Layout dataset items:
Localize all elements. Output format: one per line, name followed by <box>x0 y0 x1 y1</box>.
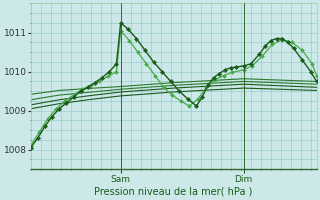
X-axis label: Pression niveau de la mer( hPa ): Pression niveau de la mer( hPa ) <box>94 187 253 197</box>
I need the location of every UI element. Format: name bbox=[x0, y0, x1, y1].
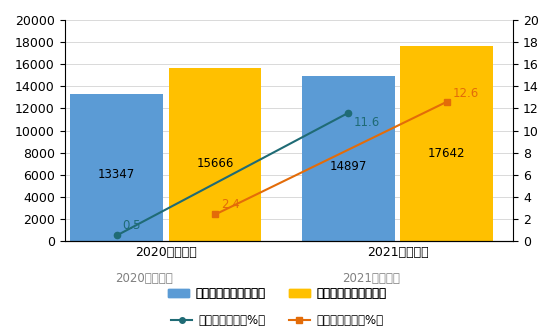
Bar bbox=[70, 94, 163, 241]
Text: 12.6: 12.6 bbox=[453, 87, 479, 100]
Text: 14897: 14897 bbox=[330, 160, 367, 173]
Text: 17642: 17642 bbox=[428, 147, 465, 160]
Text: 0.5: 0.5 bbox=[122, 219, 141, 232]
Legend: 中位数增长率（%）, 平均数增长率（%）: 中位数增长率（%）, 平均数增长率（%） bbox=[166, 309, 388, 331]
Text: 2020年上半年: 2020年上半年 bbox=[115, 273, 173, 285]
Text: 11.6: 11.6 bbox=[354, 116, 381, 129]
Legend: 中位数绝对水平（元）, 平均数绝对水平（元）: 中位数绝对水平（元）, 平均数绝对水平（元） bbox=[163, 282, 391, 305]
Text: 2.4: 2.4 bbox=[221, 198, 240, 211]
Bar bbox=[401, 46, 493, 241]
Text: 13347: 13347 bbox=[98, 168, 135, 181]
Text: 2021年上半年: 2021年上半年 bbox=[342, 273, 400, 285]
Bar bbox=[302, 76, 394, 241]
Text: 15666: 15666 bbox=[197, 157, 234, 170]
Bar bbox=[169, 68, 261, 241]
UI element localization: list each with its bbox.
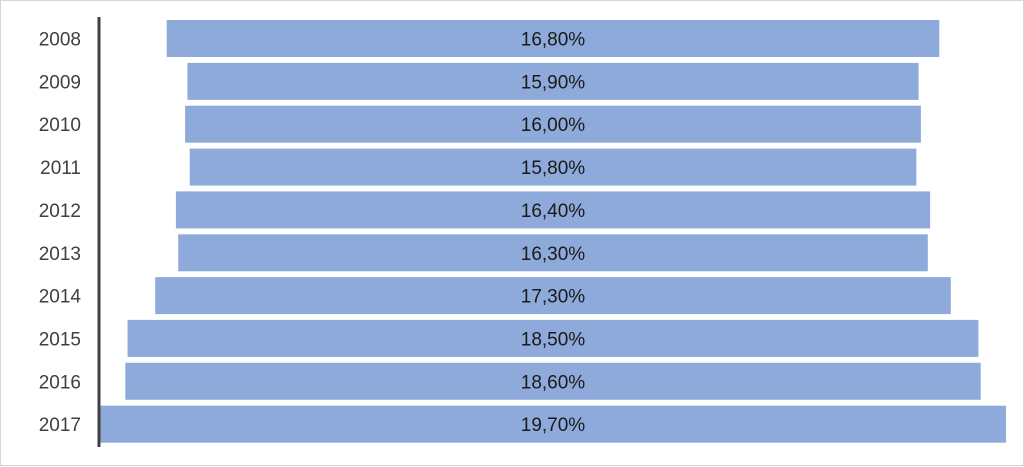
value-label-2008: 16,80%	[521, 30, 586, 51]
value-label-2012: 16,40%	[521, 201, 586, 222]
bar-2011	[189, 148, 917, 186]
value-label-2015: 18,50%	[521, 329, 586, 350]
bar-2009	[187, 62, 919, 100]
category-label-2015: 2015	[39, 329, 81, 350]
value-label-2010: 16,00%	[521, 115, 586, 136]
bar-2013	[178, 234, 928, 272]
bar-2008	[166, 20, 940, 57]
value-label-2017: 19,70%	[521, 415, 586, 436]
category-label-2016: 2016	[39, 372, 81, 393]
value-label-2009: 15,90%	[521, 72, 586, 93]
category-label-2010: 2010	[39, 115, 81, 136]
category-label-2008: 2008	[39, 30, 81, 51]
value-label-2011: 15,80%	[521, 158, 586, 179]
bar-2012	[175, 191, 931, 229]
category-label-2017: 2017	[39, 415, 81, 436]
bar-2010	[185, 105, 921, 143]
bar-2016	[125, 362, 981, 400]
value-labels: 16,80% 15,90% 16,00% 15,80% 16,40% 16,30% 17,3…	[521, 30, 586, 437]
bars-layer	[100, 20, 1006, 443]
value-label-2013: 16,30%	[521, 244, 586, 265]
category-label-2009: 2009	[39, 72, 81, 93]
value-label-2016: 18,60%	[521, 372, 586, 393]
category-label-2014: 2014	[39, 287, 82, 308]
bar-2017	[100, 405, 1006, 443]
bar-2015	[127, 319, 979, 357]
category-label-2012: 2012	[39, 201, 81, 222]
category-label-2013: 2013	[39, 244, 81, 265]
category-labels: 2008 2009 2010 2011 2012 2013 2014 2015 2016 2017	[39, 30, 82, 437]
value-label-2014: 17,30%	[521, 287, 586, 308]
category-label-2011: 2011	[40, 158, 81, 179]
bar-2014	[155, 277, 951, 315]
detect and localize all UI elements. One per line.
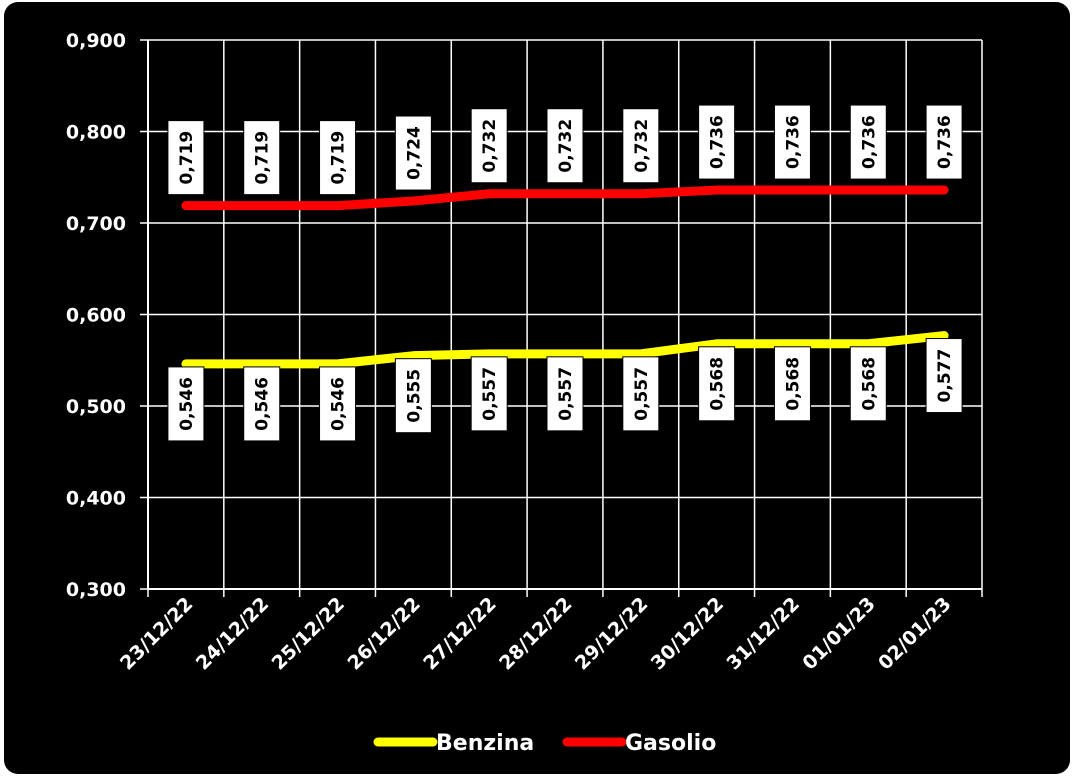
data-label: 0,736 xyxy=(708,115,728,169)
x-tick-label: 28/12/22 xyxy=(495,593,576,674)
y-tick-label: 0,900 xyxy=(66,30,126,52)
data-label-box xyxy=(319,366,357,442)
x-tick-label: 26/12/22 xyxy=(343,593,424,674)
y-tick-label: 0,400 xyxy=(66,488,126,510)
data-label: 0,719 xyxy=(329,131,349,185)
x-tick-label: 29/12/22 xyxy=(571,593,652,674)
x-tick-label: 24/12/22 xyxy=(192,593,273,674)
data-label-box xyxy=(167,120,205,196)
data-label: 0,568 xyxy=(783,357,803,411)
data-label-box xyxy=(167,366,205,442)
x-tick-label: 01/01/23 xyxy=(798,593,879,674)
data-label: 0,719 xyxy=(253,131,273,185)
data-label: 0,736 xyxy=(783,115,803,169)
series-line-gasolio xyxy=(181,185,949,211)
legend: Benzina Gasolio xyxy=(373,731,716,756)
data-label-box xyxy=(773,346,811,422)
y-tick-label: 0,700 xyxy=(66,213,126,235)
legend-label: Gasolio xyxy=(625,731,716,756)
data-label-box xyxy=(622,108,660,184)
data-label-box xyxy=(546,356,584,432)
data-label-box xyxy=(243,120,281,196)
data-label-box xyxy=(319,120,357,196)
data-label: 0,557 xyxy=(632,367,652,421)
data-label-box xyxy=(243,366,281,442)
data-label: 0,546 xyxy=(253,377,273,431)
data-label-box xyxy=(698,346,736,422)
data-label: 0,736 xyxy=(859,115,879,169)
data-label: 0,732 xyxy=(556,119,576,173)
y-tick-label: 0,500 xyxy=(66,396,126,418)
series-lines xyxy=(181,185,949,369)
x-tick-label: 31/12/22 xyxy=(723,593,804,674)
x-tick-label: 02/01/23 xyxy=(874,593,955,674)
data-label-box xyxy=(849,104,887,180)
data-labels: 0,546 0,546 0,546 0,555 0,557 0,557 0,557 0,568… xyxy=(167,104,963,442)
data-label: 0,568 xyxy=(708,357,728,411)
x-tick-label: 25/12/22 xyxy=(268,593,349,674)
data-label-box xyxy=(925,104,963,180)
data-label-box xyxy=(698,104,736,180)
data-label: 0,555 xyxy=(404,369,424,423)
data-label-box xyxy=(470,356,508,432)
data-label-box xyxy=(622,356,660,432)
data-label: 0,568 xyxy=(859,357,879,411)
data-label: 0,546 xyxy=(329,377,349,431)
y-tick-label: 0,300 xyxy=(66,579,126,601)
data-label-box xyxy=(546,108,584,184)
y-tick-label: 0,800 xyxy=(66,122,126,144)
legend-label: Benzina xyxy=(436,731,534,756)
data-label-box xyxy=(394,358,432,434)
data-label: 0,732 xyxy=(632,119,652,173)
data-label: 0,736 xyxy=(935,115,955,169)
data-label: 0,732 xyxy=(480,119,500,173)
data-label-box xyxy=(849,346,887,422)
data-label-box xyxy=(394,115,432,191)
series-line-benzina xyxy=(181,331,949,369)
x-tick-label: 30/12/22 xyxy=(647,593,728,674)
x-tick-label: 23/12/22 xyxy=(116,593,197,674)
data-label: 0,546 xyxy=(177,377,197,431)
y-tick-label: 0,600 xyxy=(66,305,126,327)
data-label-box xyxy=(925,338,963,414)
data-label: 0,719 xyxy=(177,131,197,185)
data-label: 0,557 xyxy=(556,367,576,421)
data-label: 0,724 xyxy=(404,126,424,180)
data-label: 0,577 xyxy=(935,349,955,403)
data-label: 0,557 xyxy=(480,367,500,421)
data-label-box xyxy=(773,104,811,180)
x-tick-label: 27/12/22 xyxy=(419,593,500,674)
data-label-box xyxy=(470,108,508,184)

--- What is needed ---
Rewrite the items starting at the line containing "data-label: 0,736 xyxy=(708,115,728,169)" and ending at the line containing "y-tick-label: 0,400 xyxy=(66,488,126,510)", changing each "x-tick-label" to "x-axis-label" and leaving everything else unchanged. Return only those lines.

--- Answer to this exercise ---
data-label: 0,736 xyxy=(708,115,728,169)
x-axis-label: 28/12/22 xyxy=(495,593,576,674)
y-tick-label: 0,900 xyxy=(66,30,126,52)
data-label-box xyxy=(319,366,357,442)
x-axis-label: 26/12/22 xyxy=(343,593,424,674)
y-tick-label: 0,400 xyxy=(66,488,126,510)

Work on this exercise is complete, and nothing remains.